* _Entries provided_
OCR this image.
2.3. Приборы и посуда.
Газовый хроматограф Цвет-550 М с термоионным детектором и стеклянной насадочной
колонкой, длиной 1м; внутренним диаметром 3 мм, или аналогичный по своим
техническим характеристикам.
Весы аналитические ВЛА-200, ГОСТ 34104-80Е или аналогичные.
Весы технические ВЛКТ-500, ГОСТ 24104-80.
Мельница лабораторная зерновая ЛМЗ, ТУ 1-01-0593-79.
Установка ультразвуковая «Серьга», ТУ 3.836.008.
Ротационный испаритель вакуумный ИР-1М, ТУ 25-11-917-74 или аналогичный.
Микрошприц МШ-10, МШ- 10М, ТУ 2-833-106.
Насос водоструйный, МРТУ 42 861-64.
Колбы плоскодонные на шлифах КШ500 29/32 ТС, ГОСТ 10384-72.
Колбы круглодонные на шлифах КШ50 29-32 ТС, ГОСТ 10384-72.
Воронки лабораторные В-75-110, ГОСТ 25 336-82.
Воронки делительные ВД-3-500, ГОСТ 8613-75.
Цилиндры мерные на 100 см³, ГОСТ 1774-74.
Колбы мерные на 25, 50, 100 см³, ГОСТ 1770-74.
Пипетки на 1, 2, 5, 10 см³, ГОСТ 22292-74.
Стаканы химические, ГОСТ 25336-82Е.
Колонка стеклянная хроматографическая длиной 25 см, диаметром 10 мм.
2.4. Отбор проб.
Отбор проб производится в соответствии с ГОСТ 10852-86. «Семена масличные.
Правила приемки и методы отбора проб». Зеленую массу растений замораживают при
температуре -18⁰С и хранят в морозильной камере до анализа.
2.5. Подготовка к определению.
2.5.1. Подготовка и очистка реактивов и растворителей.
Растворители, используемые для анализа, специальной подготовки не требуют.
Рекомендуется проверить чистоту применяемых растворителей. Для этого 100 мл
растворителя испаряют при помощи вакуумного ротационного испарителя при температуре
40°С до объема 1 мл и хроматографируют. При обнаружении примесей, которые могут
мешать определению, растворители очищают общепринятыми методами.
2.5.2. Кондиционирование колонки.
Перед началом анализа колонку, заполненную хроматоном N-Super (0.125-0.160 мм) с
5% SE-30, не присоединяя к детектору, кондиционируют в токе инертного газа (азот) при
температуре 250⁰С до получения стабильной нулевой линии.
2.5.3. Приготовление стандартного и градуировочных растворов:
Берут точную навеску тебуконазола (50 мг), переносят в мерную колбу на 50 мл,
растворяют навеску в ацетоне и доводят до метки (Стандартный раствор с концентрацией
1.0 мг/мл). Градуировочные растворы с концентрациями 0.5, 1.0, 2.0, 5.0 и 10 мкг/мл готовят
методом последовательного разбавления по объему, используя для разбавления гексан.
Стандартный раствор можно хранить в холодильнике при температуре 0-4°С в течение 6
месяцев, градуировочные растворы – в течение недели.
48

* _Exercise_
Recite the full listing above exactly.

* _The response_
OCR this image.
2.3. Приборы и посуда.
Газовый хроматограф Цвет-550 М с термоионным детектором и стеклянной насадочной
колонкой, длиной 1м; внутренним диаметром 3 мм, или аналогичный по своим
техническим характеристикам.
Весы аналитические ВЛА-200, ГОСТ 34104-80Е или аналогичные.
Весы технические ВЛКТ-500, ГОСТ 24104-80.
Мельница лабораторная зерновая ЛМЗ, ТУ 1-01-0593-79.
Установка ультразвуковая «Серьга», ТУ 3.836.008.
Ротационный испаритель вакуумный ИР-1М, ТУ 25-11-917-74 или аналогичный.
Микрошприц МШ-10, МШ- 10М, ТУ 2-833-106.
Насос водоструйный, МРТУ 42 861-64.
Колбы плоскодонные на шлифах КШ500 29/32 ТС, ГОСТ 10384-72.
Колбы круглодонные на шлифах КШ50 29-32 ТС, ГОСТ 10384-72.
Воронки лабораторные В-75-110, ГОСТ 25 336-82.
Воронки делительные ВД-3-500, ГОСТ 8613-75.
Цилиндры мерные на 100 см³, ГОСТ 1774-74.
Колбы мерные на 25, 50, 100 см³, ГОСТ 1770-74.
Пипетки на 1, 2, 5, 10 см³, ГОСТ 22292-74.
Стаканы химические, ГОСТ 25336-82Е.
Колонка стеклянная хроматографическая длиной 25 см, диаметром 10 мм.
2.4. Отбор проб.
Отбор проб производится в соответствии с ГОСТ 10852-86. «Семена масличные.
Правила приемки и методы отбора проб». Зеленую массу растений замораживают при
температуре -18⁰С и хранят в морозильной камере до анализа.
2.5. Подготовка к определению.
2.5.1. Подготовка и очистка реактивов и растворителей.
Растворители, используемые для анализа, специальной подготовки не требуют.
Рекомендуется проверить чистоту применяемых растворителей. Для этого 100 мл
растворителя испаряют при помощи вакуумного ротационного испарителя при температуре
40°С до объема 1 мл и хроматографируют. При обнаружении примесей, которые могут
мешать определению, растворители очищают общепринятыми методами.
2.5.2. Кондиционирование колонки.
Перед началом анализа колонку, заполненную хроматоном N-Super (0.125-0.160 мм) с
5% SE-30, не присоединяя к детектору, кондиционируют в токе инертного газа (азот) при
температуре 250⁰С до получения стабильной нулевой линии.
2.5.3. Приготовление стандартного и градуировочных растворов:
Берут точную навеску тебуконазола (50 мг), переносят в мерную колбу на 50 мл,
растворяют навеску в ацетоне и доводят до метки (Стандартный раствор с концентрацией
1.0 мг/мл). Градуировочные растворы с концентрациями 0.5, 1.0, 2.0, 5.0 и 10 мкг/мл готовят
методом последовательного разбавления по объему, используя для разбавления гексан.
Стандартный раствор можно хранить в холодильнике при температуре 0-4°С в течение 6
месяцев, градуировочные растворы – в течение недели.
48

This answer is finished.